Data
———
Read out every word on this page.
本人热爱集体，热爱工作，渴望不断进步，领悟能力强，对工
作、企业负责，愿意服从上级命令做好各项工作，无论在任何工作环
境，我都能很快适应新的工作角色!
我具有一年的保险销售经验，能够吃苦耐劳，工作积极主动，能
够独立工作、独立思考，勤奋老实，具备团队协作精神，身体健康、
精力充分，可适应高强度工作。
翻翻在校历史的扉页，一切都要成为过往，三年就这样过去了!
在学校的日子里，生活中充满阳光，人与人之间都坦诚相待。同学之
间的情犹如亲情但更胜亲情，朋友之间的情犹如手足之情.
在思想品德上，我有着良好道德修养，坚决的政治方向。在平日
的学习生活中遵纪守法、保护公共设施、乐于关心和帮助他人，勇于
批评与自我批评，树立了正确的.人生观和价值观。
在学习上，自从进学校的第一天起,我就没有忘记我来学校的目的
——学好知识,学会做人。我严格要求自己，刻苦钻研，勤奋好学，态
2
———
Task description
Reproduce the records above exactly as they appear.

Solution to this exercise
Read out every word on this page.
本人热爱集体，热爱工作，渴望不断进步，领悟能力强，对工
作、企业负责，愿意服从上级命令做好各项工作，无论在任何工作环
境，我都能很快适应新的工作角色!
我具有一年的保险销售经验，能够吃苦耐劳，工作积极主动，能
够独立工作、独立思考，勤奋老实，具备团队协作精神，身体健康、
精力充分，可适应高强度工作。
翻翻在校历史的扉页，一切都要成为过往，三年就这样过去了!
在学校的日子里，生活中充满阳光，人与人之间都坦诚相待。同学之
间的情犹如亲情但更胜亲情，朋友之间的情犹如手足之情.
在思想品德上，我有着良好道德修养，坚决的政治方向。在平日
的学习生活中遵纪守法、保护公共设施、乐于关心和帮助他人，勇于
批评与自我批评，树立了正确的.人生观和价值观。
在学习上，自从进学校的第一天起,我就没有忘记我来学校的目的
——学好知识,学会做人。我严格要求自己，刻苦钻研，勤奋好学，态
2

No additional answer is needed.